— WRITTEN EXERCISE —
Could you change "pixel" to "screen" in everything from the start of the entries down through the line containing "cell-service: Šišanje i", and give back only those lines with nothing else altered?

— DATA FOR THIS TASK —
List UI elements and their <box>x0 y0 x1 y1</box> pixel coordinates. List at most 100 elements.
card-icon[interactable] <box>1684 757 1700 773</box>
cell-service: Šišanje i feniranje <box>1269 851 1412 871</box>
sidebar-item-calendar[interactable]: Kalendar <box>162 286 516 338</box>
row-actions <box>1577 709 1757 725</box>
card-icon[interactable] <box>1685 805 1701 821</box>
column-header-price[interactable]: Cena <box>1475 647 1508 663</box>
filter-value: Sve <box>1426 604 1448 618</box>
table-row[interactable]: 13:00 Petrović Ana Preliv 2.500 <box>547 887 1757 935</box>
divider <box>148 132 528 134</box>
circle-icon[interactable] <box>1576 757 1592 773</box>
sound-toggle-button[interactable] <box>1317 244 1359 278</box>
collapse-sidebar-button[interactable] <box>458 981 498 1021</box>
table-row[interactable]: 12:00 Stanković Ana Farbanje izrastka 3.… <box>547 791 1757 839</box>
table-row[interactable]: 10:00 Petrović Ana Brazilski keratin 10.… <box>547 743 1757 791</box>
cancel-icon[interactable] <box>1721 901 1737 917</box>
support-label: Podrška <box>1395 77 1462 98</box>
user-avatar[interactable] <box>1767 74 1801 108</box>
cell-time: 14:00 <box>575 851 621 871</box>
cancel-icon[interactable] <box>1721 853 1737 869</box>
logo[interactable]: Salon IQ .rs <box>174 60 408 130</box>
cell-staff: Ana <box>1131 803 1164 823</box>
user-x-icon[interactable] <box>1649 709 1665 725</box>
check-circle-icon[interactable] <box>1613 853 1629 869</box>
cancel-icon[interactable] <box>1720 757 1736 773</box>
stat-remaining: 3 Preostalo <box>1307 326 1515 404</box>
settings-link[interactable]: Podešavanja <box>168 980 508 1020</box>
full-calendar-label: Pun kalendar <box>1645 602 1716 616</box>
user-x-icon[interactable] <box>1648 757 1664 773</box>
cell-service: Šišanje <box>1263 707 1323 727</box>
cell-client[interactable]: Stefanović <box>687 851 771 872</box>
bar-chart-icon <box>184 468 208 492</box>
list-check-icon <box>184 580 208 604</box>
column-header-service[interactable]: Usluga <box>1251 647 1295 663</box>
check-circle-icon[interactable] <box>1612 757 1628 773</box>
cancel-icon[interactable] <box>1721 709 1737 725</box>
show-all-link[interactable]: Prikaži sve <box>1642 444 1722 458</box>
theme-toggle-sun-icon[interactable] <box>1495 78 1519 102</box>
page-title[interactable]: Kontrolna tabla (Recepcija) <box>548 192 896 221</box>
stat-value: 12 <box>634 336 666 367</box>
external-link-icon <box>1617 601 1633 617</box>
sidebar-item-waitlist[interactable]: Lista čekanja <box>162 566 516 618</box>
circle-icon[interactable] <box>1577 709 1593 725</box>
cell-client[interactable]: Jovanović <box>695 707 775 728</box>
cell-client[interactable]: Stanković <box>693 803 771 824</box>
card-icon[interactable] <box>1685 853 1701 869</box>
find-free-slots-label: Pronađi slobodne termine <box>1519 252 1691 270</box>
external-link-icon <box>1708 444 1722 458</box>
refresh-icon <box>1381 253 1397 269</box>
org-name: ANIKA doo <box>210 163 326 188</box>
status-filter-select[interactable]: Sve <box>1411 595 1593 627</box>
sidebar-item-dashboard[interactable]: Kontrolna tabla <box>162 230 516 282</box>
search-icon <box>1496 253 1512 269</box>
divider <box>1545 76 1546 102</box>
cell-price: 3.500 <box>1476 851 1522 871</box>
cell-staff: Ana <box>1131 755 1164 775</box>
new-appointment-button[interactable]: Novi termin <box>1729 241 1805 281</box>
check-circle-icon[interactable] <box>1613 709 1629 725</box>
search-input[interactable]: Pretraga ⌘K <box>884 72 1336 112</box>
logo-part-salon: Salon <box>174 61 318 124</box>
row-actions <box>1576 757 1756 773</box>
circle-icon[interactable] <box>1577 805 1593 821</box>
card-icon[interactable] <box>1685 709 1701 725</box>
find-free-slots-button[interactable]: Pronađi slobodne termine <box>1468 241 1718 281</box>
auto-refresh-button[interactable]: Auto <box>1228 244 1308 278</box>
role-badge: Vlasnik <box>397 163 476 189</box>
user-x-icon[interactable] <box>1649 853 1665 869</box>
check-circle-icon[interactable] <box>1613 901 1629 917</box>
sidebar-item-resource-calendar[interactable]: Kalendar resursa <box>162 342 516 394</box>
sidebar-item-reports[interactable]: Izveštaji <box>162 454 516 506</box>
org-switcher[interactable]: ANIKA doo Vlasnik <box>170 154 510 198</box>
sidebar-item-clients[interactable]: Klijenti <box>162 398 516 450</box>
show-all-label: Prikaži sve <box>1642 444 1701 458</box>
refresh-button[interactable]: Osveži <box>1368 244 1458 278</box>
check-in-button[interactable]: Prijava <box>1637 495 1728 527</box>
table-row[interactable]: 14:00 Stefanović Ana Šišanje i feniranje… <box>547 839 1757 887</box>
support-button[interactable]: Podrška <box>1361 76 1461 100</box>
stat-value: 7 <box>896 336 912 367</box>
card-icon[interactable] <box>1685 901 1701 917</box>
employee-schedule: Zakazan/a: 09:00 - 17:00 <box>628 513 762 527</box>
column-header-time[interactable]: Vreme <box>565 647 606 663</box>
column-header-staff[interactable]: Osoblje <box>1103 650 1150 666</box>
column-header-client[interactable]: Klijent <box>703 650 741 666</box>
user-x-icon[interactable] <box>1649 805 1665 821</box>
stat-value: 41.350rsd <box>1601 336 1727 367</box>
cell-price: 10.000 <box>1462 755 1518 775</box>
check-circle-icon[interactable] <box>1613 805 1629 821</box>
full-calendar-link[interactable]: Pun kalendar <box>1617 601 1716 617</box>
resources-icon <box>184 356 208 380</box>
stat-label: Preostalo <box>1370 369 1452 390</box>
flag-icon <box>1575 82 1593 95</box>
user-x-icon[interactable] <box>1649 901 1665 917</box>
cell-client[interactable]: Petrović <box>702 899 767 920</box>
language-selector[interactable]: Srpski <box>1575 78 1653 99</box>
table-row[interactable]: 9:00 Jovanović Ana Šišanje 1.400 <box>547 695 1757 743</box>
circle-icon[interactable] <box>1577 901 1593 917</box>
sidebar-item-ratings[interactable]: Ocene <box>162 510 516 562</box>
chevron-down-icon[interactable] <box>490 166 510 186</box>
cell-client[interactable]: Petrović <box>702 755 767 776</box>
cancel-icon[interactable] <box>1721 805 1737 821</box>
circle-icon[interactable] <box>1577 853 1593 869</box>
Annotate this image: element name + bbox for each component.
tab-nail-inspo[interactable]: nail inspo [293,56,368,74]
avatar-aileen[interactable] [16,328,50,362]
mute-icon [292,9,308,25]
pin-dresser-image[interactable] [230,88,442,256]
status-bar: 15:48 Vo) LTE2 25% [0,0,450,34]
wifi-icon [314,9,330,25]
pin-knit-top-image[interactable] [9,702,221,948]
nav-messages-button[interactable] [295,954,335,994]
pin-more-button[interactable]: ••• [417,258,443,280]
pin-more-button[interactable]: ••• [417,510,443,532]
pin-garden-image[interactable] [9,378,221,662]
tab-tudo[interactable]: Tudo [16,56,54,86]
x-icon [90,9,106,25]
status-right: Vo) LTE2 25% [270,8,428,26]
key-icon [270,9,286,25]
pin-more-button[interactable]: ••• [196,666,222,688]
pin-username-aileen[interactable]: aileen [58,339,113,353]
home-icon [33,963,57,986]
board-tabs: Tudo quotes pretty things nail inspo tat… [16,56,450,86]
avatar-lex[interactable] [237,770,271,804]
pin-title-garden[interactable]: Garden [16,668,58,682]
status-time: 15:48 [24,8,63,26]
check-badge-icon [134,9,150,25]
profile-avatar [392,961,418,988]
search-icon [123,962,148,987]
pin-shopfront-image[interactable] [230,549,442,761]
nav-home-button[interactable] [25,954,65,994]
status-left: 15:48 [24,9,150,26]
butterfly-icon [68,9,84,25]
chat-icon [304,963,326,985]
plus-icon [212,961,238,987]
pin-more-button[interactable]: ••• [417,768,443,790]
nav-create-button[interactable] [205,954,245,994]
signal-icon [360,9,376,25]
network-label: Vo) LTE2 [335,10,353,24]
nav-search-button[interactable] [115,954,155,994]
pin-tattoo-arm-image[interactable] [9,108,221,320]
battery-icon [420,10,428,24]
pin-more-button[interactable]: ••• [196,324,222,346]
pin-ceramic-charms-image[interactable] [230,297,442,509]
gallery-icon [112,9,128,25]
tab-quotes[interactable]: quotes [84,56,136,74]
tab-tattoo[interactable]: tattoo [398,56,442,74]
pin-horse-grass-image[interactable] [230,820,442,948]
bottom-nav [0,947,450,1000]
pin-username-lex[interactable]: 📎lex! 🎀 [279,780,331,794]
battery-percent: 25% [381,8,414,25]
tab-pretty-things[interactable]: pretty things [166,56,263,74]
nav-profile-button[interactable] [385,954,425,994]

— CORRECT RESPONSE —
List UI elements and their <box>x0 y0 x1 y1</box> screen coordinates. List at most 100 elements.
card-icon[interactable] <box>1684 757 1700 773</box>
cell-service: Šišanje i feniranje <box>1269 851 1412 871</box>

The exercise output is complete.